# What you need to do
Exclude the pictures, then copy all remaining records exactly.

# Dataset rows

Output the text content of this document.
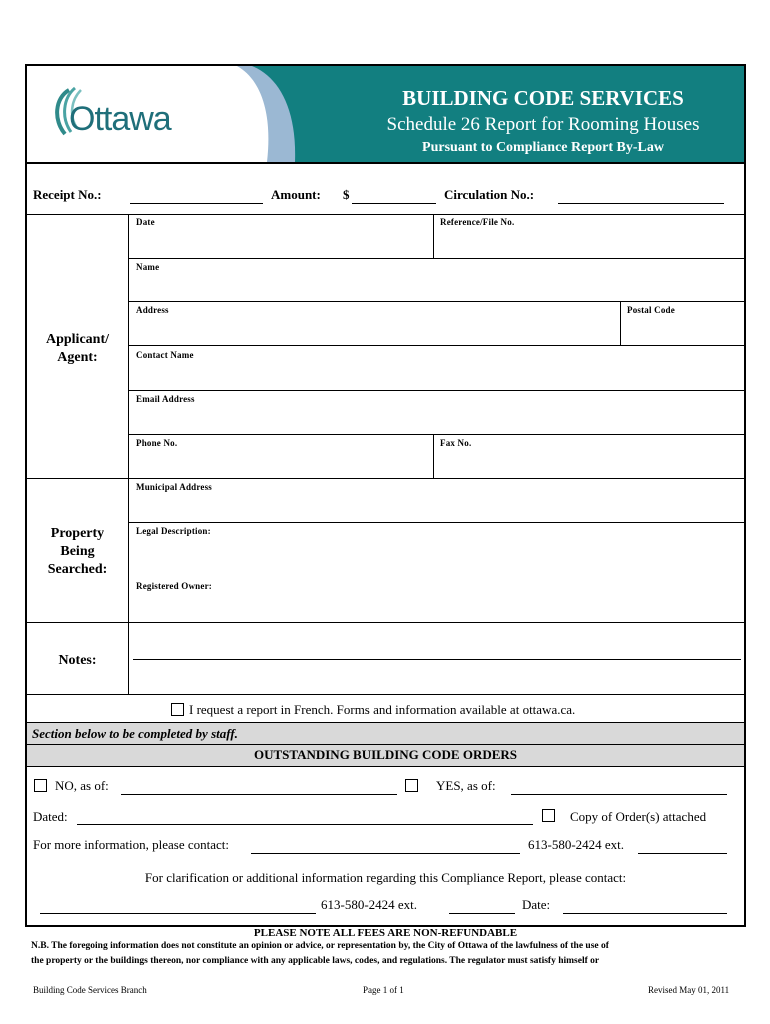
Ottawa
BUILDING CODE SERVICES
Schedule 26 Report for Rooming Houses
Pursuant to Compliance Report By-Law
Receipt No.:	Amount: $	Circulation No.:
Applicant/
Agent:
Date	Reference/File No.
Name
Address	Postal Code
Contact Name
Email Address
Phone No.	Fax No.
Property
Being
Searched:
Municipal Address
Legal Description:
Registered Owner:
Notes:
I request a report in French. Forms and information available at ottawa.ca.
Section below to be completed by staff.
OUTSTANDING BUILDING CODE ORDERS
NO, as of:	YES, as of:
Dated:	Copy of Order(s) attached
For more information, please contact:	613-580-2424 ext.
For clarification or additional information regarding this Compliance Report, please contact:
613-580-2424 ext.	Date:
PLEASE NOTE ALL FEES ARE NON-REFUNDABLE
N.B. The foregoing information does not constitute an opinion or advice, or representation by, the City of Ottawa of the lawfulness of the use of
the property or the buildings thereon, nor compliance with any applicable laws, codes, and regulations. The regulator must satisfy himself or
Building Code Services Branch	Page 1 of 1	Revised May 01, 2011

# Task output
Output the text content of this document.
Ottawa
BUILDING CODE SERVICES
Schedule 26 Report for Rooming Houses
Pursuant to Compliance Report By-Law
Receipt No.:	Amount: $	Circulation No.:
Applicant/
Agent:
Date	Reference/File No.
Name
Address	Postal Code
Contact Name
Email Address
Phone No.	Fax No.
Property
Being
Searched:
Municipal Address
Legal Description:
Registered Owner:
Notes:
I request a report in French. Forms and information available at ottawa.ca.
Section below to be completed by staff.
OUTSTANDING BUILDING CODE ORDERS
NO, as of:	YES, as of:
Dated:	Copy of Order(s) attached
For more information, please contact:	613-580-2424 ext.
For clarification or additional information regarding this Compliance Report, please contact:
613-580-2424 ext.	Date:
PLEASE NOTE ALL FEES ARE NON-REFUNDABLE
N.B. The foregoing information does not constitute an opinion or advice, or representation by, the City of Ottawa of the lawfulness of the use of
the property or the buildings thereon, nor compliance with any applicable laws, codes, and regulations. The regulator must satisfy himself or
Building Code Services Branch	Page 1 of 1	Revised May 01, 2011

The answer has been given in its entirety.